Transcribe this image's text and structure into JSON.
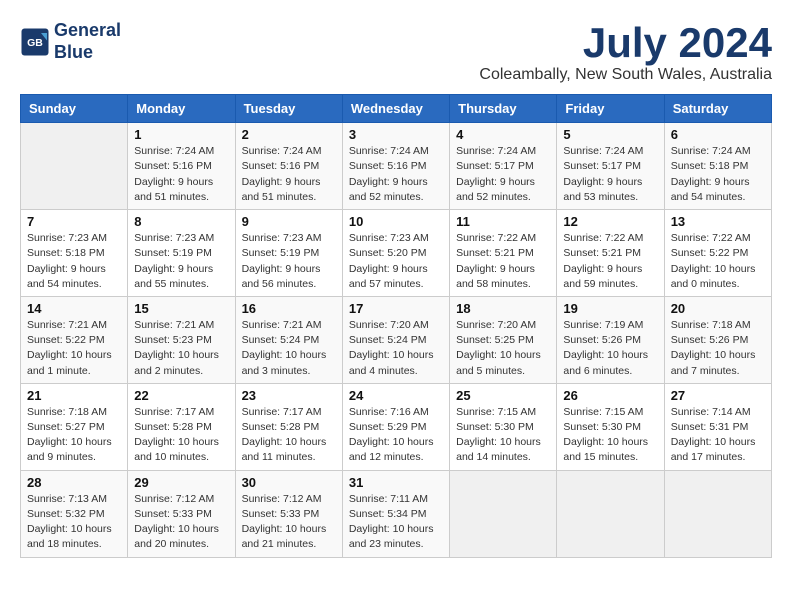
{
  "logo": {
    "line1": "General",
    "line2": "Blue"
  },
  "title": "July 2024",
  "location": "Coleambally, New South Wales, Australia",
  "headers": [
    "Sunday",
    "Monday",
    "Tuesday",
    "Wednesday",
    "Thursday",
    "Friday",
    "Saturday"
  ],
  "weeks": [
    [
      {
        "day": "",
        "info": ""
      },
      {
        "day": "1",
        "info": "Sunrise: 7:24 AM\nSunset: 5:16 PM\nDaylight: 9 hours\nand 51 minutes."
      },
      {
        "day": "2",
        "info": "Sunrise: 7:24 AM\nSunset: 5:16 PM\nDaylight: 9 hours\nand 51 minutes."
      },
      {
        "day": "3",
        "info": "Sunrise: 7:24 AM\nSunset: 5:16 PM\nDaylight: 9 hours\nand 52 minutes."
      },
      {
        "day": "4",
        "info": "Sunrise: 7:24 AM\nSunset: 5:17 PM\nDaylight: 9 hours\nand 52 minutes."
      },
      {
        "day": "5",
        "info": "Sunrise: 7:24 AM\nSunset: 5:17 PM\nDaylight: 9 hours\nand 53 minutes."
      },
      {
        "day": "6",
        "info": "Sunrise: 7:24 AM\nSunset: 5:18 PM\nDaylight: 9 hours\nand 54 minutes."
      }
    ],
    [
      {
        "day": "7",
        "info": "Sunrise: 7:23 AM\nSunset: 5:18 PM\nDaylight: 9 hours\nand 54 minutes."
      },
      {
        "day": "8",
        "info": "Sunrise: 7:23 AM\nSunset: 5:19 PM\nDaylight: 9 hours\nand 55 minutes."
      },
      {
        "day": "9",
        "info": "Sunrise: 7:23 AM\nSunset: 5:19 PM\nDaylight: 9 hours\nand 56 minutes."
      },
      {
        "day": "10",
        "info": "Sunrise: 7:23 AM\nSunset: 5:20 PM\nDaylight: 9 hours\nand 57 minutes."
      },
      {
        "day": "11",
        "info": "Sunrise: 7:22 AM\nSunset: 5:21 PM\nDaylight: 9 hours\nand 58 minutes."
      },
      {
        "day": "12",
        "info": "Sunrise: 7:22 AM\nSunset: 5:21 PM\nDaylight: 9 hours\nand 59 minutes."
      },
      {
        "day": "13",
        "info": "Sunrise: 7:22 AM\nSunset: 5:22 PM\nDaylight: 10 hours\nand 0 minutes."
      }
    ],
    [
      {
        "day": "14",
        "info": "Sunrise: 7:21 AM\nSunset: 5:22 PM\nDaylight: 10 hours\nand 1 minute."
      },
      {
        "day": "15",
        "info": "Sunrise: 7:21 AM\nSunset: 5:23 PM\nDaylight: 10 hours\nand 2 minutes."
      },
      {
        "day": "16",
        "info": "Sunrise: 7:21 AM\nSunset: 5:24 PM\nDaylight: 10 hours\nand 3 minutes."
      },
      {
        "day": "17",
        "info": "Sunrise: 7:20 AM\nSunset: 5:24 PM\nDaylight: 10 hours\nand 4 minutes."
      },
      {
        "day": "18",
        "info": "Sunrise: 7:20 AM\nSunset: 5:25 PM\nDaylight: 10 hours\nand 5 minutes."
      },
      {
        "day": "19",
        "info": "Sunrise: 7:19 AM\nSunset: 5:26 PM\nDaylight: 10 hours\nand 6 minutes."
      },
      {
        "day": "20",
        "info": "Sunrise: 7:18 AM\nSunset: 5:26 PM\nDaylight: 10 hours\nand 7 minutes."
      }
    ],
    [
      {
        "day": "21",
        "info": "Sunrise: 7:18 AM\nSunset: 5:27 PM\nDaylight: 10 hours\nand 9 minutes."
      },
      {
        "day": "22",
        "info": "Sunrise: 7:17 AM\nSunset: 5:28 PM\nDaylight: 10 hours\nand 10 minutes."
      },
      {
        "day": "23",
        "info": "Sunrise: 7:17 AM\nSunset: 5:28 PM\nDaylight: 10 hours\nand 11 minutes."
      },
      {
        "day": "24",
        "info": "Sunrise: 7:16 AM\nSunset: 5:29 PM\nDaylight: 10 hours\nand 12 minutes."
      },
      {
        "day": "25",
        "info": "Sunrise: 7:15 AM\nSunset: 5:30 PM\nDaylight: 10 hours\nand 14 minutes."
      },
      {
        "day": "26",
        "info": "Sunrise: 7:15 AM\nSunset: 5:30 PM\nDaylight: 10 hours\nand 15 minutes."
      },
      {
        "day": "27",
        "info": "Sunrise: 7:14 AM\nSunset: 5:31 PM\nDaylight: 10 hours\nand 17 minutes."
      }
    ],
    [
      {
        "day": "28",
        "info": "Sunrise: 7:13 AM\nSunset: 5:32 PM\nDaylight: 10 hours\nand 18 minutes."
      },
      {
        "day": "29",
        "info": "Sunrise: 7:12 AM\nSunset: 5:33 PM\nDaylight: 10 hours\nand 20 minutes."
      },
      {
        "day": "30",
        "info": "Sunrise: 7:12 AM\nSunset: 5:33 PM\nDaylight: 10 hours\nand 21 minutes."
      },
      {
        "day": "31",
        "info": "Sunrise: 7:11 AM\nSunset: 5:34 PM\nDaylight: 10 hours\nand 23 minutes."
      },
      {
        "day": "",
        "info": ""
      },
      {
        "day": "",
        "info": ""
      },
      {
        "day": "",
        "info": ""
      }
    ]
  ]
}
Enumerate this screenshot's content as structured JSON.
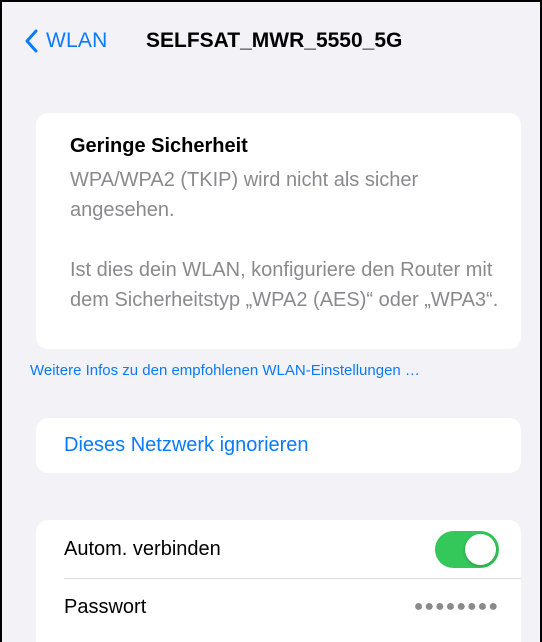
{
  "nav": {
    "back_label": "WLAN",
    "title": "SELFSAT_MWR_5550_5G"
  },
  "security_warning": {
    "title": "Geringe Sicherheit",
    "line1": "WPA/WPA2 (TKIP) wird nicht als sicher angesehen.",
    "line2": "Ist dies dein WLAN, konfiguriere den Router mit dem Sicherheitstyp „WPA2 (AES)“ oder „WPA3“."
  },
  "more_info_link": "Weitere Infos zu den empfohlenen WLAN-Einstellungen …",
  "ignore_network_label": "Dieses Netzwerk ignorieren",
  "settings": {
    "auto_join_label": "Autom. verbinden",
    "auto_join_enabled": true,
    "password_label": "Passwort",
    "password_masked": "●●●●●●●●"
  },
  "colors": {
    "accent": "#0a7aff",
    "toggle_on": "#34c759",
    "background": "#f2f2f7",
    "secondary_text": "#8a8a8e"
  }
}
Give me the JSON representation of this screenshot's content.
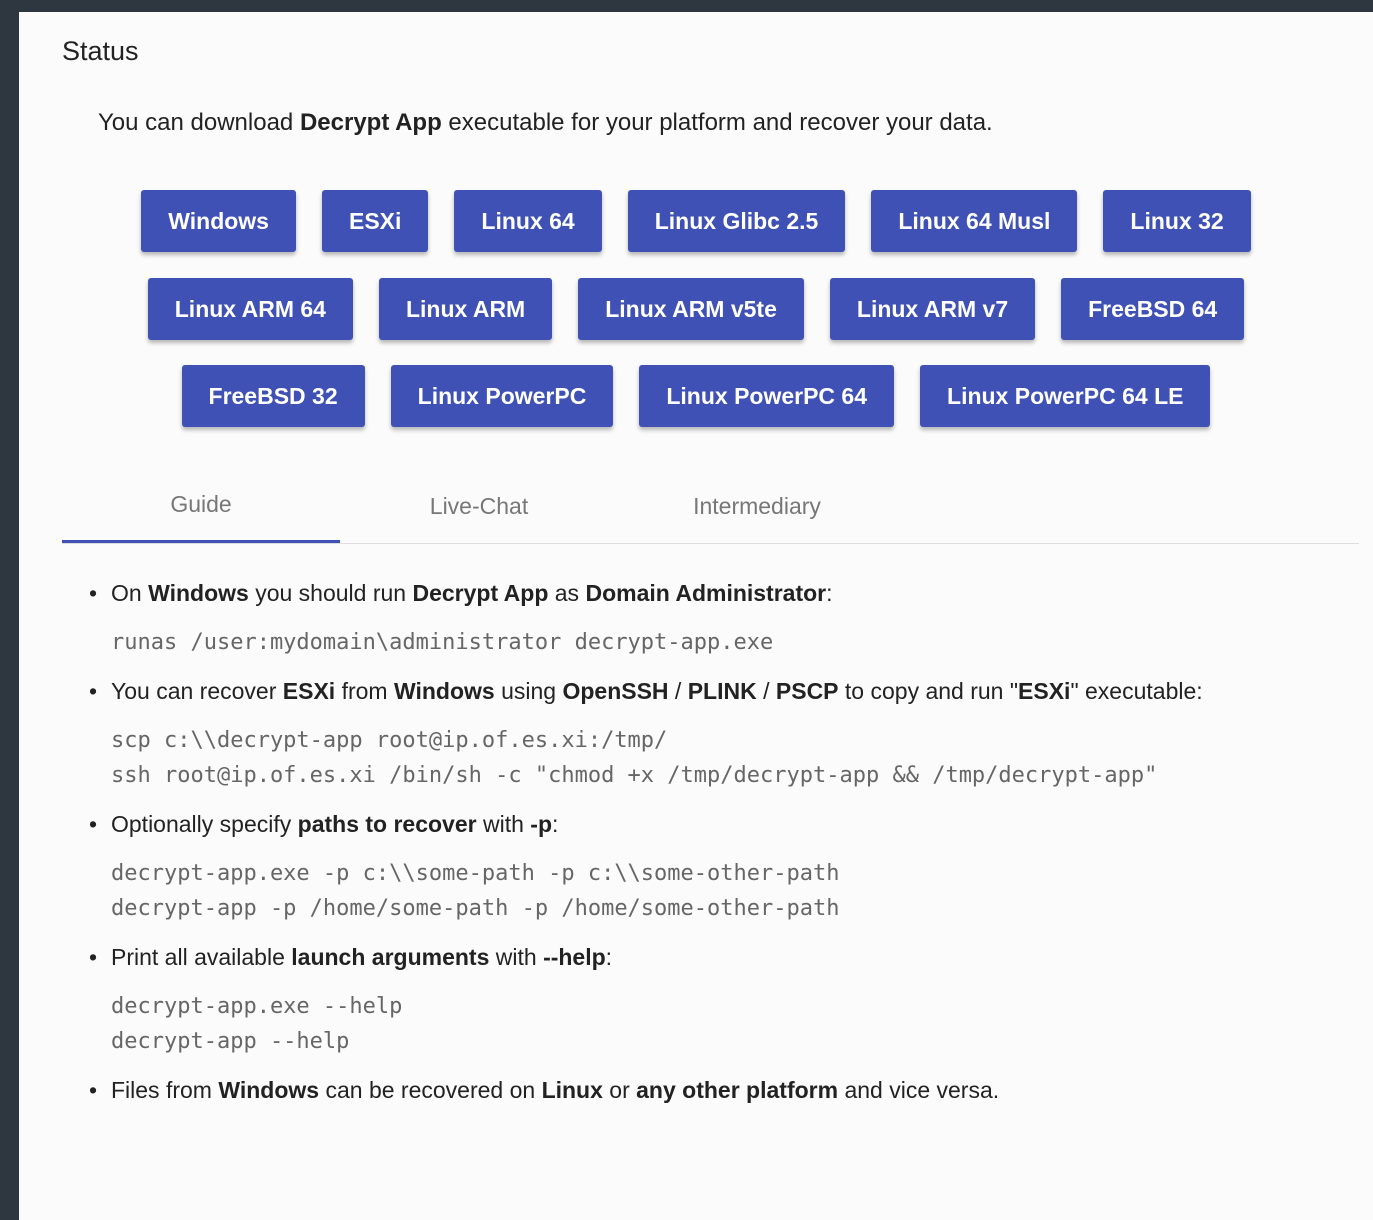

WRITTEN TASK: Give all the entries again exactly, dropping each picture.

RESULT OF THE EXERCISE:
Transcribe this image's text and structure into JSON.
{
  "logo": {
    "line1": "General",
    "line2": "Blue"
  },
  "title": "July 2024",
  "location": "Coleambally, New South Wales, Australia",
  "headers": [
    "Sunday",
    "Monday",
    "Tuesday",
    "Wednesday",
    "Thursday",
    "Friday",
    "Saturday"
  ],
  "weeks": [
    [
      {
        "day": "",
        "info": ""
      },
      {
        "day": "1",
        "info": "Sunrise: 7:24 AM\nSunset: 5:16 PM\nDaylight: 9 hours\nand 51 minutes."
      },
      {
        "day": "2",
        "info": "Sunrise: 7:24 AM\nSunset: 5:16 PM\nDaylight: 9 hours\nand 51 minutes."
      },
      {
        "day": "3",
        "info": "Sunrise: 7:24 AM\nSunset: 5:16 PM\nDaylight: 9 hours\nand 52 minutes."
      },
      {
        "day": "4",
        "info": "Sunrise: 7:24 AM\nSunset: 5:17 PM\nDaylight: 9 hours\nand 52 minutes."
      },
      {
        "day": "5",
        "info": "Sunrise: 7:24 AM\nSunset: 5:17 PM\nDaylight: 9 hours\nand 53 minutes."
      },
      {
        "day": "6",
        "info": "Sunrise: 7:24 AM\nSunset: 5:18 PM\nDaylight: 9 hours\nand 54 minutes."
      }
    ],
    [
      {
        "day": "7",
        "info": "Sunrise: 7:23 AM\nSunset: 5:18 PM\nDaylight: 9 hours\nand 54 minutes."
      },
      {
        "day": "8",
        "info": "Sunrise: 7:23 AM\nSunset: 5:19 PM\nDaylight: 9 hours\nand 55 minutes."
      },
      {
        "day": "9",
        "info": "Sunrise: 7:23 AM\nSunset: 5:19 PM\nDaylight: 9 hours\nand 56 minutes."
      },
      {
        "day": "10",
        "info": "Sunrise: 7:23 AM\nSunset: 5:20 PM\nDaylight: 9 hours\nand 57 minutes."
      },
      {
        "day": "11",
        "info": "Sunrise: 7:22 AM\nSunset: 5:21 PM\nDaylight: 9 hours\nand 58 minutes."
      },
      {
        "day": "12",
        "info": "Sunrise: 7:22 AM\nSunset: 5:21 PM\nDaylight: 9 hours\nand 59 minutes."
      },
      {
        "day": "13",
        "info": "Sunrise: 7:22 AM\nSunset: 5:22 PM\nDaylight: 10 hours\nand 0 minutes."
      }
    ],
    [
      {
        "day": "14",
        "info": "Sunrise: 7:21 AM\nSunset: 5:22 PM\nDaylight: 10 hours\nand 1 minute."
      },
      {
        "day": "15",
        "info": "Sunrise: 7:21 AM\nSunset: 5:23 PM\nDaylight: 10 hours\nand 2 minutes."
      },
      {
        "day": "16",
        "info": "Sunrise: 7:21 AM\nSunset: 5:24 PM\nDaylight: 10 hours\nand 3 minutes."
      },
      {
        "day": "17",
        "info": "Sunrise: 7:20 AM\nSunset: 5:24 PM\nDaylight: 10 hours\nand 4 minutes."
      },
      {
        "day": "18",
        "info": "Sunrise: 7:20 AM\nSunset: 5:25 PM\nDaylight: 10 hours\nand 5 minutes."
      },
      {
        "day": "19",
        "info": "Sunrise: 7:19 AM\nSunset: 5:26 PM\nDaylight: 10 hours\nand 6 minutes."
      },
      {
        "day": "20",
        "info": "Sunrise: 7:18 AM\nSunset: 5:26 PM\nDaylight: 10 hours\nand 7 minutes."
      }
    ],
    [
      {
        "day": "21",
        "info": "Sunrise: 7:18 AM\nSunset: 5:27 PM\nDaylight: 10 hours\nand 9 minutes."
      },
      {
        "day": "22",
        "info": "Sunrise: 7:17 AM\nSunset: 5:28 PM\nDaylight: 10 hours\nand 10 minutes."
      },
      {
        "day": "23",
        "info": "Sunrise: 7:17 AM\nSunset: 5:28 PM\nDaylight: 10 hours\nand 11 minutes."
      },
      {
        "day": "24",
        "info": "Sunrise: 7:16 AM\nSunset: 5:29 PM\nDaylight: 10 hours\nand 12 minutes."
      },
      {
        "day": "25",
        "info": "Sunrise: 7:15 AM\nSunset: 5:30 PM\nDaylight: 10 hours\nand 14 minutes."
      },
      {
        "day": "26",
        "info": "Sunrise: 7:15 AM\nSunset: 5:30 PM\nDaylight: 10 hours\nand 15 minutes."
      },
      {
        "day": "27",
        "info": "Sunrise: 7:14 AM\nSunset: 5:31 PM\nDaylight: 10 hours\nand 17 minutes."
      }
    ],
    [
      {
        "day": "28",
        "info": "Sunrise: 7:13 AM\nSunset: 5:32 PM\nDaylight: 10 hours\nand 18 minutes."
      },
      {
        "day": "29",
        "info": "Sunrise: 7:12 AM\nSunset: 5:33 PM\nDaylight: 10 hours\nand 20 minutes."
      },
      {
        "day": "30",
        "info": "Sunrise: 7:12 AM\nSunset: 5:33 PM\nDaylight: 10 hours\nand 21 minutes."
      },
      {
        "day": "31",
        "info": "Sunrise: 7:11 AM\nSunset: 5:34 PM\nDaylight: 10 hours\nand 23 minutes."
      },
      {
        "day": "",
        "info": ""
      },
      {
        "day": "",
        "info": ""
      },
      {
        "day": "",
        "info": ""
      }
    ]
  ]
}
Enumerate this screenshot's content as structured JSON.
{
  "nav": {
    "back_label": "WLAN",
    "title": "SELFSAT_MWR_5550_5G"
  },
  "security_warning": {
    "title": "Geringe Sicherheit",
    "line1": "WPA/WPA2 (TKIP) wird nicht als sicher angesehen.",
    "line2": "Ist dies dein WLAN, konfiguriere den Router mit dem Sicherheitstyp „WPA2 (AES)“ oder „WPA3“."
  },
  "more_info_link": "Weitere Infos zu den empfohlenen WLAN-Einstellungen …",
  "ignore_network_label": "Dieses Netzwerk ignorieren",
  "settings": {
    "auto_join_label": "Autom. verbinden",
    "auto_join_enabled": true,
    "password_label": "Passwort",
    "password_masked": "●●●●●●●●"
  },
  "colors": {
    "accent": "#0a7aff",
    "toggle_on": "#34c759",
    "background": "#f2f2f7",
    "secondary_text": "#8a8a8e"
  }
}
Give me the JSON representation of this screenshot's content.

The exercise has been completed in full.